Data section:
╔══

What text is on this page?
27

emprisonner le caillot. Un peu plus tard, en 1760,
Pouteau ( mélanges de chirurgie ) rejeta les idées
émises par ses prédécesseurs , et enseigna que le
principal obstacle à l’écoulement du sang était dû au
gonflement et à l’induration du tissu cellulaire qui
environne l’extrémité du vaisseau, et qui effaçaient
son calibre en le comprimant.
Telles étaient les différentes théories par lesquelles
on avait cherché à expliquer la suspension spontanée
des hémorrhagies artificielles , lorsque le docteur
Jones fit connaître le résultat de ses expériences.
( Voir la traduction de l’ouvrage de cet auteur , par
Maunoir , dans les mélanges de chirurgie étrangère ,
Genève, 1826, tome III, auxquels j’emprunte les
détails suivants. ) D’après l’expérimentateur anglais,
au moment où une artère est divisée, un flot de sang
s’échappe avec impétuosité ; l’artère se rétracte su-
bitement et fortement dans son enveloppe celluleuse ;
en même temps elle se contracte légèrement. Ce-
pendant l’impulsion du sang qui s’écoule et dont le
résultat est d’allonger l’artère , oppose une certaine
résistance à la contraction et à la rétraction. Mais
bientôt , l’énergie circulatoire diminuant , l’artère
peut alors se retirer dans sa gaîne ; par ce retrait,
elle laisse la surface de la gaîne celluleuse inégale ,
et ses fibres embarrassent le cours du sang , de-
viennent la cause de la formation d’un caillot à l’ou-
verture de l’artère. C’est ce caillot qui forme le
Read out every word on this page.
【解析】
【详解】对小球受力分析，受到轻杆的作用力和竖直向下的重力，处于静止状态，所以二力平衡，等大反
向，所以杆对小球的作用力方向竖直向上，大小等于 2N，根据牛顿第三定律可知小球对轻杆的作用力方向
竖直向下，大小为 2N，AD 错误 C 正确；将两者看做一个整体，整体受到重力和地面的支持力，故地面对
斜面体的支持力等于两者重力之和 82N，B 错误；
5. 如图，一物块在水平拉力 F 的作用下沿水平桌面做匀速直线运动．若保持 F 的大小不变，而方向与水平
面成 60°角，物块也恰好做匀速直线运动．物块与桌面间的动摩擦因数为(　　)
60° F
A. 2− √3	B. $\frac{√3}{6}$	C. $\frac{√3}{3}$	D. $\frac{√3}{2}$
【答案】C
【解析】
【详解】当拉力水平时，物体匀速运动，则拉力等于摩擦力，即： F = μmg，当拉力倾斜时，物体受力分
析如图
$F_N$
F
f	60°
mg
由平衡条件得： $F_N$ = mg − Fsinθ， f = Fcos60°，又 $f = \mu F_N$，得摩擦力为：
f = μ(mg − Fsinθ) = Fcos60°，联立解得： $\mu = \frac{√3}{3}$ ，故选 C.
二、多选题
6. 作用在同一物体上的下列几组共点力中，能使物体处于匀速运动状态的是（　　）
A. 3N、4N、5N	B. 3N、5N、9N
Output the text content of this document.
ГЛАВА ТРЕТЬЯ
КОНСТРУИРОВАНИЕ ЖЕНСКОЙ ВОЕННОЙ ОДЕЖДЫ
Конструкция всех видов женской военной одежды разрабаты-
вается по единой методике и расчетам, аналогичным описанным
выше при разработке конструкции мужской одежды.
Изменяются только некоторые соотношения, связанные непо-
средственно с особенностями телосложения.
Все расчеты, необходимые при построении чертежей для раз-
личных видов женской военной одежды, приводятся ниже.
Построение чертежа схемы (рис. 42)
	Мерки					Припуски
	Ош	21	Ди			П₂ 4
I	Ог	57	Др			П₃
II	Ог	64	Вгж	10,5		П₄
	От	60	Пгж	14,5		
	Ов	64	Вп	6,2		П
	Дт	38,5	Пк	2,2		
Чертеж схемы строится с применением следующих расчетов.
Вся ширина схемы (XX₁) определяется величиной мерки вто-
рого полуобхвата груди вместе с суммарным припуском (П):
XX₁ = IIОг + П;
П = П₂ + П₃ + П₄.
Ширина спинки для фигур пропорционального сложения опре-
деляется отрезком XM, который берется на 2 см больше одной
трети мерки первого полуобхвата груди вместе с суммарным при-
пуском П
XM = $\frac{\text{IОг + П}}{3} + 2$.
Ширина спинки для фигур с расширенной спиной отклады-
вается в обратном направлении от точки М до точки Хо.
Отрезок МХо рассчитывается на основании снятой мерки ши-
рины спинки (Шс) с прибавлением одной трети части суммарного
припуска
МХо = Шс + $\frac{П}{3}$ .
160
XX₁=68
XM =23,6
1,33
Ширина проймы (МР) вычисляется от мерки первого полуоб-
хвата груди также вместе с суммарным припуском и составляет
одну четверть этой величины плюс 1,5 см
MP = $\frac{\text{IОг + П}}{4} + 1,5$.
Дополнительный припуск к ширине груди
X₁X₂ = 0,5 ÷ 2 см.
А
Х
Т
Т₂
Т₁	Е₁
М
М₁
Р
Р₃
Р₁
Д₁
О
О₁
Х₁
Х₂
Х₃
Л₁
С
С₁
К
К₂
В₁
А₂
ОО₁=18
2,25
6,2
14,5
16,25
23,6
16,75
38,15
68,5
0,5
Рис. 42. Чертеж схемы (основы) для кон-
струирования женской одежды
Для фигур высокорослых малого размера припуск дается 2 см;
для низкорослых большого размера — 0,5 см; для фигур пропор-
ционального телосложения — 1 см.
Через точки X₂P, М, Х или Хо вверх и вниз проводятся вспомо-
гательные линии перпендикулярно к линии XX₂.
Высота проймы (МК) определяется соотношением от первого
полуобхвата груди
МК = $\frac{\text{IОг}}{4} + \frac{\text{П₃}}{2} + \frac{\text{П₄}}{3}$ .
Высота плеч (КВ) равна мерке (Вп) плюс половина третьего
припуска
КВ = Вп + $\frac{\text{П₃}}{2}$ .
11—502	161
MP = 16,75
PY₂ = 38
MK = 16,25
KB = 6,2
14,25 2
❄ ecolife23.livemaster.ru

╚══

What is required: Transcribe the data above in full, exactly.

Exercise output:
What text is on this page?
27

emprisonner le caillot. Un peu plus tard, en 1760,
Pouteau ( mélanges de chirurgie ) rejeta les idées
émises par ses prédécesseurs , et enseigna que le
principal obstacle à l’écoulement du sang était dû au
gonflement et à l’induration du tissu cellulaire qui
environne l’extrémité du vaisseau, et qui effaçaient
son calibre en le comprimant.
Telles étaient les différentes théories par lesquelles
on avait cherché à expliquer la suspension spontanée
des hémorrhagies artificielles , lorsque le docteur
Jones fit connaître le résultat de ses expériences.
( Voir la traduction de l’ouvrage de cet auteur , par
Maunoir , dans les mélanges de chirurgie étrangère ,
Genève, 1826, tome III, auxquels j’emprunte les
détails suivants. ) D’après l’expérimentateur anglais,
au moment où une artère est divisée, un flot de sang
s’échappe avec impétuosité ; l’artère se rétracte su-
bitement et fortement dans son enveloppe celluleuse ;
en même temps elle se contracte légèrement. Ce-
pendant l’impulsion du sang qui s’écoule et dont le
résultat est d’allonger l’artère , oppose une certaine
résistance à la contraction et à la rétraction. Mais
bientôt , l’énergie circulatoire diminuant , l’artère
peut alors se retirer dans sa gaîne ; par ce retrait,
elle laisse la surface de la gaîne celluleuse inégale ,
et ses fibres embarrassent le cours du sang , de-
viennent la cause de la formation d’un caillot à l’ou-
verture de l’artère. C’est ce caillot qui forme le
Read out every word on this page.
【解析】
【详解】对小球受力分析，受到轻杆的作用力和竖直向下的重力，处于静止状态，所以二力平衡，等大反
向，所以杆对小球的作用力方向竖直向上，大小等于 2N，根据牛顿第三定律可知小球对轻杆的作用力方向
竖直向下，大小为 2N，AD 错误 C 正确；将两者看做一个整体，整体受到重力和地面的支持力，故地面对
斜面体的支持力等于两者重力之和 82N，B 错误；
5. 如图，一物块在水平拉力 F 的作用下沿水平桌面做匀速直线运动．若保持 F 的大小不变，而方向与水平
面成 60°角，物块也恰好做匀速直线运动．物块与桌面间的动摩擦因数为(　　)
60° F
A. 2− √3	B. $\frac{√3}{6}$	C. $\frac{√3}{3}$	D. $\frac{√3}{2}$
【答案】C
【解析】
【详解】当拉力水平时，物体匀速运动，则拉力等于摩擦力，即： F = μmg，当拉力倾斜时，物体受力分
析如图
$F_N$
F
f	60°
mg
由平衡条件得： $F_N$ = mg − Fsinθ， f = Fcos60°，又 $f = \mu F_N$，得摩擦力为：
f = μ(mg − Fsinθ) = Fcos60°，联立解得： $\mu = \frac{√3}{3}$ ，故选 C.
二、多选题
6. 作用在同一物体上的下列几组共点力中，能使物体处于匀速运动状态的是（　　）
A. 3N、4N、5N	B. 3N、5N、9N
Output the text content of this document.
ГЛАВА ТРЕТЬЯ
КОНСТРУИРОВАНИЕ ЖЕНСКОЙ ВОЕННОЙ ОДЕЖДЫ
Конструкция всех видов женской военной одежды разрабаты-
вается по единой методике и расчетам, аналогичным описанным
выше при разработке конструкции мужской одежды.
Изменяются только некоторые соотношения, связанные непо-
средственно с особенностями телосложения.
Все расчеты, необходимые при построении чертежей для раз-
личных видов женской военной одежды, приводятся ниже.
Построение чертежа схемы (рис. 42)
	Мерки					Припуски
	Ош	21	Ди			П₂ 4
I	Ог	57	Др			П₃
II	Ог	64	Вгж	10,5		П₄
	От	60	Пгж	14,5		
	Ов	64	Вп	6,2		П
	Дт	38,5	Пк	2,2		
Чертеж схемы строится с применением следующих расчетов.
Вся ширина схемы (XX₁) определяется величиной мерки вто-
рого полуобхвата груди вместе с суммарным припуском (П):
XX₁ = IIОг + П;
П = П₂ + П₃ + П₄.
Ширина спинки для фигур пропорционального сложения опре-
деляется отрезком XM, который берется на 2 см больше одной
трети мерки первого полуобхвата груди вместе с суммарным при-
пуском П
XM = $\frac{\text{IОг + П}}{3} + 2$.
Ширина спинки для фигур с расширенной спиной отклады-
вается в обратном направлении от точки М до точки Хо.
Отрезок МХо рассчитывается на основании снятой мерки ши-
рины спинки (Шс) с прибавлением одной трети части суммарного
припуска
МХо = Шс + $\frac{П}{3}$ .
160
XX₁=68
XM =23,6
1,33
Ширина проймы (МР) вычисляется от мерки первого полуоб-
хвата груди также вместе с суммарным припуском и составляет
одну четверть этой величины плюс 1,5 см
MP = $\frac{\text{IОг + П}}{4} + 1,5$.
Дополнительный припуск к ширине груди
X₁X₂ = 0,5 ÷ 2 см.
А
Х
Т
Т₂
Т₁	Е₁
М
М₁
Р
Р₃
Р₁
Д₁
О
О₁
Х₁
Х₂
Х₃
Л₁
С
С₁
К
К₂
В₁
А₂
ОО₁=18
2,25
6,2
14,5
16,25
23,6
16,75
38,15
68,5
0,5
Рис. 42. Чертеж схемы (основы) для кон-
струирования женской одежды
Для фигур высокорослых малого размера припуск дается 2 см;
для низкорослых большого размера — 0,5 см; для фигур пропор-
ционального телосложения — 1 см.
Через точки X₂P, М, Х или Хо вверх и вниз проводятся вспомо-
гательные линии перпендикулярно к линии XX₂.
Высота проймы (МК) определяется соотношением от первого
полуобхвата груди
МК = $\frac{\text{IОг}}{4} + \frac{\text{П₃}}{2} + \frac{\text{П₄}}{3}$ .
Высота плеч (КВ) равна мерке (Вп) плюс половина третьего
припуска
КВ = Вп + $\frac{\text{П₃}}{2}$ .
11—502	161
MP = 16,75
PY₂ = 38
MK = 16,25
KB = 6,2
14,25 2
❄ ecolife23.livemaster.ru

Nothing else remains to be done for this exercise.